#### PROBLEM DETAILS:
Please rewrite the data below as a numbered list, one line per item, with blank lines dropped. Omit the pictures from your answer.
══ MATERIAL PROVIDED
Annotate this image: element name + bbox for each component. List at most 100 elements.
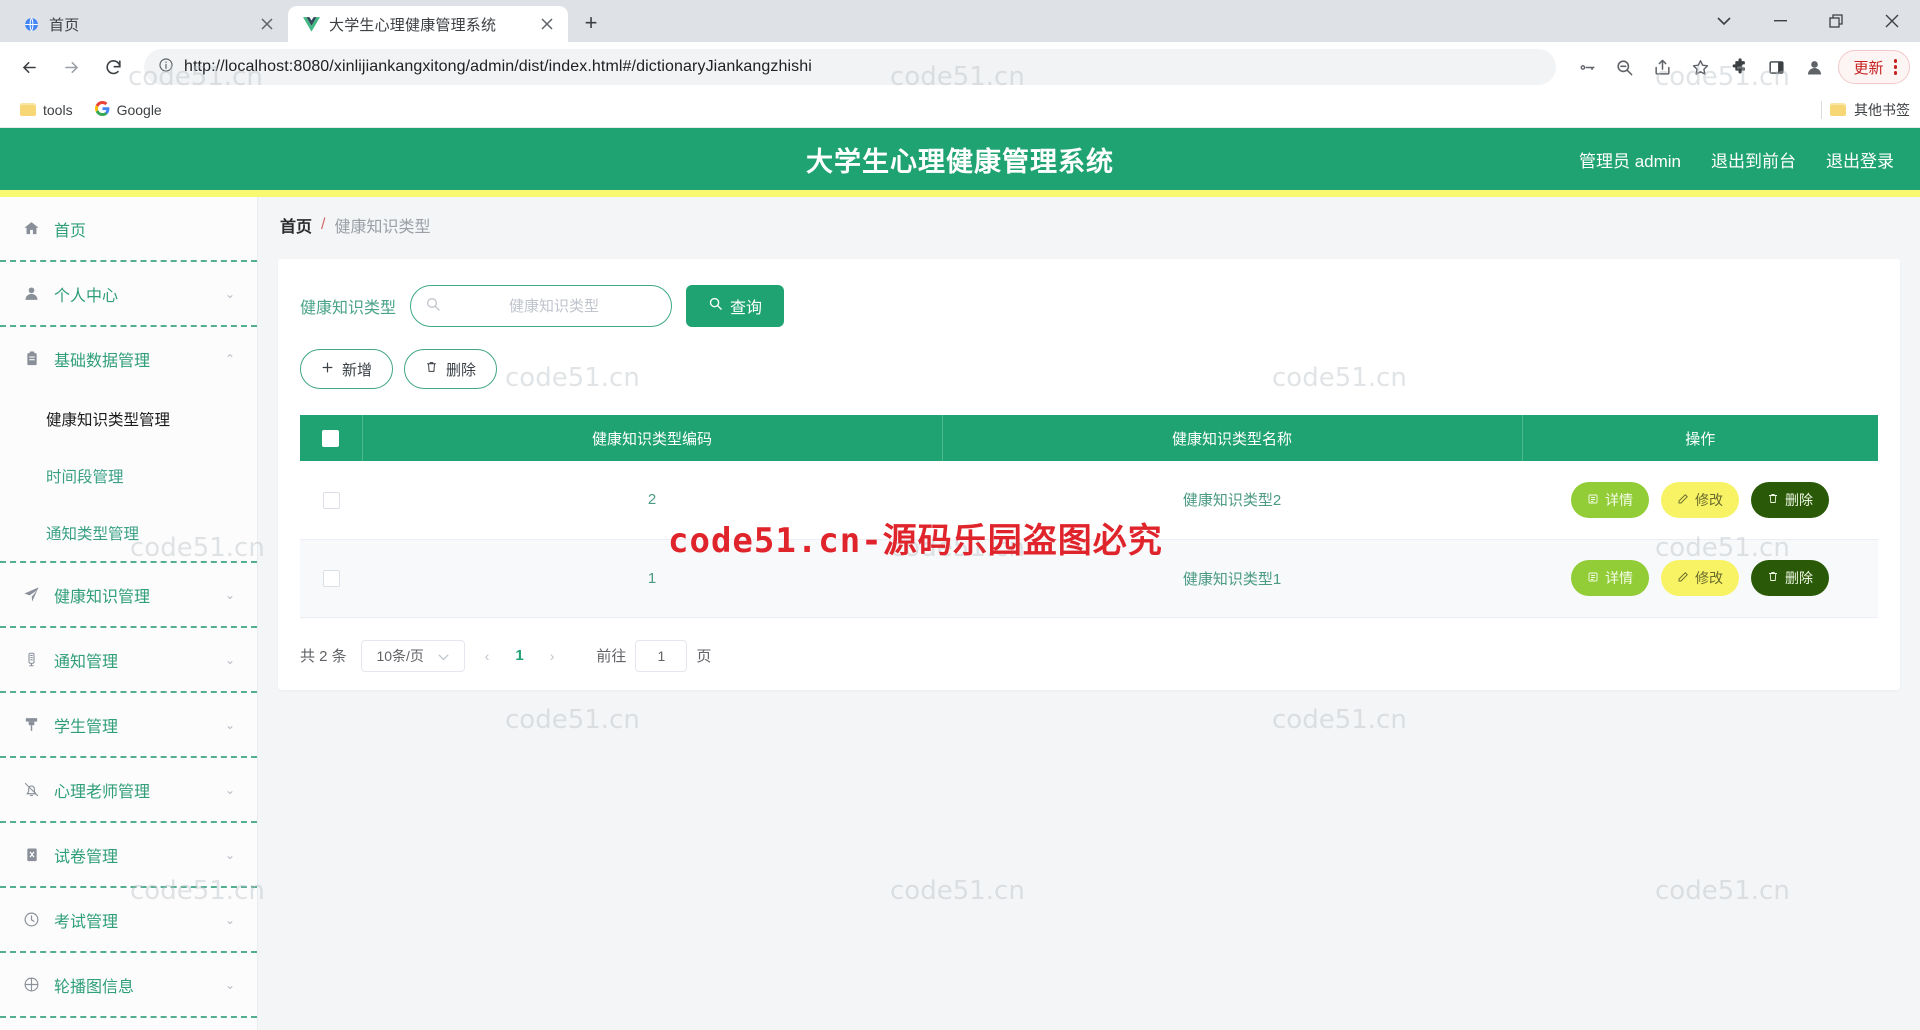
extensions-icon[interactable] (1720, 49, 1756, 85)
search-icon (425, 296, 441, 317)
send-icon (22, 586, 41, 603)
table-body: 2 健康知识类型2 详情 修改 删除 1 健康知识类型1 详情 修改 删除 (300, 461, 1878, 618)
tab-title: 首页 (49, 16, 80, 34)
edit-button[interactable]: 修改 (1661, 560, 1739, 596)
sidebar-item-notice-type-mgmt[interactable]: 通知类型管理 (0, 504, 257, 561)
data-table: 健康知识类型编码 健康知识类型名称 操作 2 健康知识类型2 详情 修改 删除 … (300, 415, 1878, 618)
goto-frontend-link[interactable]: 退出到前台 (1711, 147, 1796, 172)
delete-button[interactable]: 删除 (1751, 481, 1829, 518)
bulk-delete-button[interactable]: 删除 (404, 349, 498, 389)
action-bar: 新增 删除 (278, 327, 1900, 389)
pagination: 共 2 条 10条/页 ‹ 1 › 前往 1 页 (278, 618, 1900, 672)
bookmark-tools[interactable]: tools (12, 98, 81, 122)
sidebar-item-label: 基础数据管理 (54, 352, 151, 370)
profile-icon[interactable] (1796, 49, 1832, 85)
sidebar-item-carousel-info[interactable]: 轮播图信息 ⌄ (0, 953, 257, 1016)
breadcrumb-current: 健康知识类型 (334, 219, 431, 236)
sidebar-item-exam-paper-mgmt[interactable]: 试卷管理 ⌄ (0, 823, 257, 886)
forward-button[interactable] (52, 48, 90, 86)
breadcrumb-home[interactable]: 首页 (280, 213, 312, 237)
other-bookmarks-label: 其他书签 (1854, 101, 1910, 118)
new-tab-button[interactable]: + (574, 6, 608, 40)
next-page-button[interactable]: › (544, 648, 561, 664)
pagination-total: 共 2 条 (300, 648, 347, 665)
page-title: 大学生心理健康管理系统 (806, 146, 1114, 177)
info-circle-icon[interactable] (158, 57, 174, 78)
detail-button[interactable]: 详情 (1571, 481, 1649, 518)
add-button[interactable]: 新增 (300, 349, 394, 389)
browser-tab-1[interactable]: 首页 (8, 6, 288, 42)
sidebar-item-label: 学生管理 (54, 718, 119, 736)
back-button[interactable] (10, 48, 48, 86)
close-icon[interactable] (256, 13, 278, 35)
page-jump: 前往 页 (596, 639, 711, 672)
header-links: 管理员 admin 退出到前台 退出登录 (1579, 128, 1894, 190)
table-row: 1 健康知识类型1 详情 修改 删除 (300, 539, 1878, 618)
minimize-button[interactable] (1752, 0, 1808, 42)
reload-button[interactable] (94, 48, 132, 86)
select-all-checkbox[interactable] (322, 429, 340, 447)
breadcrumb: 首页 / 健康知识类型 (258, 197, 1920, 253)
share-icon[interactable] (1644, 49, 1680, 85)
delete-button-label: 删除 (1785, 491, 1813, 508)
trash-icon (1767, 492, 1779, 508)
sidebar-item-home[interactable]: 首页 (0, 197, 257, 260)
pin-icon (22, 716, 41, 733)
body-area: 首页 个人中心 ⌄ 基础数据管理 ⌃ 健康知识类型管理 时间段管理 通知类型管理… (0, 197, 1920, 1030)
side-panel-icon[interactable] (1758, 49, 1794, 85)
sidebar-item-health-knowledge-mgmt[interactable]: 健康知识管理 ⌄ (0, 563, 257, 626)
row-action-buttons: 详情 修改 删除 (1522, 560, 1878, 596)
sidebar-item-exam-mgmt[interactable]: 考试管理 ⌄ (0, 888, 257, 951)
browser-tab-2[interactable]: 大学生心理健康管理系统 (288, 6, 568, 42)
star-icon[interactable] (1682, 49, 1718, 85)
chevron-down-icon: ⌄ (224, 847, 235, 862)
page-jump-prefix: 前往 (596, 648, 627, 665)
divider (0, 1016, 257, 1018)
delete-button[interactable]: 删除 (1751, 560, 1829, 596)
update-button[interactable]: 更新 (1838, 50, 1910, 84)
zoom-out-icon[interactable] (1606, 49, 1642, 85)
key-icon[interactable] (1568, 49, 1604, 85)
close-icon[interactable] (536, 13, 558, 35)
toolbar-icons: 更新 (1568, 49, 1910, 85)
chevron-up-icon: ⌃ (224, 351, 235, 366)
column-header-name: 健康知识类型名称 (942, 415, 1523, 461)
query-button[interactable]: 查询 (686, 285, 785, 327)
kebab-menu-icon[interactable] (1888, 59, 1904, 75)
page-jump-input[interactable] (635, 639, 688, 672)
sidebar-item-label: 个人中心 (54, 287, 119, 305)
browser-toolbar: http://localhost:8080/xinlijiankangxiton… (0, 42, 1920, 92)
sidebar-item-basic-data[interactable]: 基础数据管理 ⌃ (0, 327, 257, 390)
chevron-down-icon: ⌄ (224, 286, 235, 301)
query-button-label: 查询 (730, 300, 763, 317)
sidebar-item-health-knowledge-type-mgmt[interactable]: 健康知识类型管理 (0, 390, 257, 447)
bookmarks-bar: tools Google 其他书签 (0, 92, 1920, 128)
row-checkbox[interactable] (322, 491, 340, 509)
list-icon (1587, 570, 1599, 586)
row-checkbox[interactable] (322, 569, 340, 587)
page-size-select[interactable]: 10条/页 (360, 639, 465, 672)
sidebar-item-label: 首页 (54, 222, 87, 240)
sidebar-item-personal-center[interactable]: 个人中心 ⌄ (0, 262, 257, 325)
search-input[interactable] (451, 296, 658, 316)
sidebar-item-counselor-mgmt[interactable]: 心理老师管理 ⌄ (0, 758, 257, 821)
column-header-actions: 操作 (1522, 415, 1878, 461)
prev-page-button[interactable]: ‹ (479, 648, 496, 664)
edit-button[interactable]: 修改 (1661, 481, 1739, 518)
sidebar-item-timeslot-mgmt[interactable]: 时间段管理 (0, 447, 257, 504)
edit-button-label: 修改 (1695, 491, 1723, 508)
address-bar[interactable]: http://localhost:8080/xinlijiankangxiton… (144, 49, 1557, 85)
sidebar-item-student-mgmt[interactable]: 学生管理 ⌄ (0, 693, 257, 756)
page-number-1[interactable]: 1 (509, 647, 529, 664)
maximize-button[interactable] (1808, 0, 1864, 42)
sidebar-item-label: 考试管理 (54, 913, 119, 931)
tab-search-icon[interactable] (1696, 0, 1752, 42)
search-field-wrapper[interactable] (410, 285, 673, 327)
detail-button[interactable]: 详情 (1571, 560, 1649, 596)
sidebar-item-notice-mgmt[interactable]: 通知管理 ⌄ (0, 628, 257, 691)
page-content: 大学生心理健康管理系统 管理员 admin 退出到前台 退出登录 首页 个人中心… (0, 128, 1920, 1030)
bookmark-google[interactable]: Google (87, 97, 170, 123)
close-button[interactable] (1864, 0, 1920, 42)
other-bookmarks[interactable]: 其他书签 (1821, 100, 1910, 120)
logout-link[interactable]: 退出登录 (1826, 147, 1894, 172)
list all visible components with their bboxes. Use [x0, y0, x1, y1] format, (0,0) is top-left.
════
#### FINAL RESULT:
1. Annotate this image: element name + bbox for each component. List at most 100 elements.
2. extensions-icon[interactable] (1720, 49, 1756, 85)
3. search-icon (425, 296, 441, 317)
4. send-icon (22, 586, 41, 603)
5. table-body: 2 健康知识类型2 详情 修改 删除 1 健康知识类型1 详情 修改 删除 (300, 461, 1878, 618)
6. tab-title: 首页 (49, 16, 80, 34)
7. edit-button[interactable]: 修改 (1661, 560, 1739, 596)
8. sidebar-item-notice-type-mgmt[interactable]: 通知类型管理 (0, 504, 257, 561)
9. data-table: 健康知识类型编码 健康知识类型名称 操作 2 健康知识类型2 详情 修改 删除 … (300, 415, 1878, 618)
10. goto-frontend-link[interactable]: 退出到前台 (1711, 147, 1796, 172)
11. delete-button[interactable]: 删除 (1751, 481, 1829, 518)
12. bulk-delete-button[interactable]: 删除 (404, 349, 498, 389)
13. action-bar: 新增 删除 (278, 327, 1900, 389)
14. pagination: 共 2 条 10条/页 ‹ 1 › 前往 1 页 (278, 618, 1900, 672)
15. bookmark-tools[interactable]: tools (12, 98, 81, 122)
16. sidebar-item-label: 基础数据管理 (54, 352, 151, 370)
17. profile-icon[interactable] (1796, 49, 1832, 85)
18. sidebar-item-carousel-info[interactable]: 轮播图信息 ⌄ (0, 953, 257, 1016)
19. breadcrumb-current: 健康知识类型 (334, 219, 431, 236)
20. sidebar-item-exam-paper-mgmt[interactable]: 试卷管理 ⌄ (0, 823, 257, 886)
21. forward-button[interactable] (52, 48, 90, 86)
22. breadcrumb-home[interactable]: 首页 (280, 213, 312, 237)
23. other-bookmarks-label: 其他书签 (1854, 101, 1910, 118)
24. new-tab-button[interactable]: + (574, 6, 608, 40)
25. next-page-button[interactable]: › (544, 648, 561, 664)
26. pagination-total: 共 2 条 (300, 648, 347, 665)
27. page-title: 大学生心理健康管理系统 (806, 146, 1114, 177)
28. info-circle-icon[interactable] (158, 57, 174, 78)
29. detail-button[interactable]: 详情 (1571, 481, 1649, 518)
30. add-button[interactable]: 新增 (300, 349, 394, 389)
31. browser-tab-1[interactable]: 首页 (8, 6, 288, 42)
32. sidebar-item-label: 学生管理 (54, 718, 119, 736)
33. back-button[interactable] (10, 48, 48, 86)
34. close-icon[interactable] (256, 13, 278, 35)
35. page-jump: 前往 页 (596, 639, 711, 672)
36. header-links: 管理员 admin 退出到前台 退出登录 (1579, 128, 1894, 190)
37. table-row: 1 健康知识类型1 详情 修改 删除 (300, 539, 1878, 618)
38. minimize-button[interactable] (1752, 0, 1808, 42)
39. reload-button[interactable] (94, 48, 132, 86)
40. select-all-checkbox[interactable] (322, 429, 340, 447)
41. breadcrumb: 首页 / 健康知识类型 (258, 197, 1920, 253)
42. share-icon[interactable] (1644, 49, 1680, 85)
43. delete-button-label: 删除 (1785, 491, 1813, 508)
44. trash-icon (1767, 492, 1779, 508)
45. sidebar-item-home[interactable]: 首页 (0, 197, 257, 260)
46. pin-icon (22, 716, 41, 733)
47. body-area: 首页 个人中心 ⌄ 基础数据管理 ⌃ 健康知识类型管理 时间段管理 通知类型管理… (0, 197, 1920, 1030)
48. side-panel-icon[interactable] (1758, 49, 1794, 85)
49. sidebar-item-health-knowledge-mgmt[interactable]: 健康知识管理 ⌄ (0, 563, 257, 626)
50. row-action-buttons: 详情 修改 删除 (1522, 560, 1878, 596)
51. sidebar-item-exam-mgmt[interactable]: 考试管理 ⌄ (0, 888, 257, 951)
52. browser-tab-2[interactable]: 大学生心理健康管理系统 (288, 6, 568, 42)
53. star-icon[interactable] (1682, 49, 1718, 85)
54. chevron-down-icon: ⌄ (224, 847, 235, 862)
55. page-jump-prefix: 前往 (596, 648, 627, 665)
56. divider (0, 1016, 257, 1018)
57. delete-button[interactable]: 删除 (1751, 560, 1829, 596)
58. update-button[interactable]: 更新 (1838, 50, 1910, 84)
59. zoom-out-icon[interactable] (1606, 49, 1642, 85)
60. key-icon[interactable] (1568, 49, 1604, 85)
61. close-icon[interactable] (536, 13, 558, 35)
62. toolbar-icons: 更新 (1568, 49, 1910, 85)
63. chevron-up-icon: ⌃ (224, 351, 235, 366)
64. column-header-name: 健康知识类型名称 (942, 415, 1523, 461)
65. query-button[interactable]: 查询 (686, 285, 785, 327)
66. kebab-menu-icon[interactable] (1888, 59, 1904, 75)
67. page-jump-input[interactable] (635, 639, 688, 672)
68. sidebar-item-label: 个人中心 (54, 287, 119, 305)
69. browser-toolbar: http://localhost:8080/xinlijiankangxiton… (0, 42, 1920, 92)
70. sidebar-item-basic-data[interactable]: 基础数据管理 ⌃ (0, 327, 257, 390)
71. chevron-down-icon: ⌄ (224, 286, 235, 301)
72. query-button-label: 查询 (730, 300, 763, 317)
73. sidebar-item-health-knowledge-type-mgmt[interactable]: 健康知识类型管理 (0, 390, 257, 447)
74. bookmarks-bar: tools Google 其他书签 (0, 92, 1920, 128)
75. row-checkbox[interactable] (322, 491, 340, 509)
76. list-icon (1587, 570, 1599, 586)
77. row-checkbox[interactable] (322, 569, 340, 587)
78. page-size-select[interactable]: 10条/页 (360, 639, 465, 672)
79. sidebar-item-label: 首页 (54, 222, 87, 240)
80. sidebar-item-personal-center[interactable]: 个人中心 ⌄ (0, 262, 257, 325)
81. search-input[interactable] (451, 296, 658, 316)
82. sidebar-item-counselor-mgmt[interactable]: 心理老师管理 ⌄ (0, 758, 257, 821)
83. column-header-actions: 操作 (1522, 415, 1878, 461)
84. prev-page-button[interactable]: ‹ (479, 648, 496, 664)
85. edit-button[interactable]: 修改 (1661, 481, 1739, 518)
86. sidebar-item-timeslot-mgmt[interactable]: 时间段管理 (0, 447, 257, 504)
87. edit-button-label: 修改 (1695, 491, 1723, 508)
88. address-bar[interactable]: http://localhost:8080/xinlijiankangxiton… (144, 49, 1557, 85)
89. sidebar-item-student-mgmt[interactable]: 学生管理 ⌄ (0, 693, 257, 756)
90. page-number-1[interactable]: 1 (509, 647, 529, 664)
91. maximize-button[interactable] (1808, 0, 1864, 42)
92. sidebar-item-label: 考试管理 (54, 913, 119, 931)
93. tab-search-icon[interactable] (1696, 0, 1752, 42)
94. search-field-wrapper[interactable] (410, 285, 673, 327)
95. detail-button[interactable]: 详情 (1571, 560, 1649, 596)
96. sidebar-item-notice-mgmt[interactable]: 通知管理 ⌄ (0, 628, 257, 691)
97. page-content: 大学生心理健康管理系统 管理员 admin 退出到前台 退出登录 首页 个人中心… (0, 128, 1920, 1030)
98. bookmark-google[interactable]: Google (87, 97, 170, 123)
99. close-button[interactable] (1864, 0, 1920, 42)
100. other-bookmarks[interactable]: 其他书签 (1821, 100, 1910, 120)
101. logout-link[interactable]: 退出登录 (1826, 147, 1894, 172)
102. list all visible components with their bboxes. Use [x0, y0, x1, y1] format, (0,0) is top-left.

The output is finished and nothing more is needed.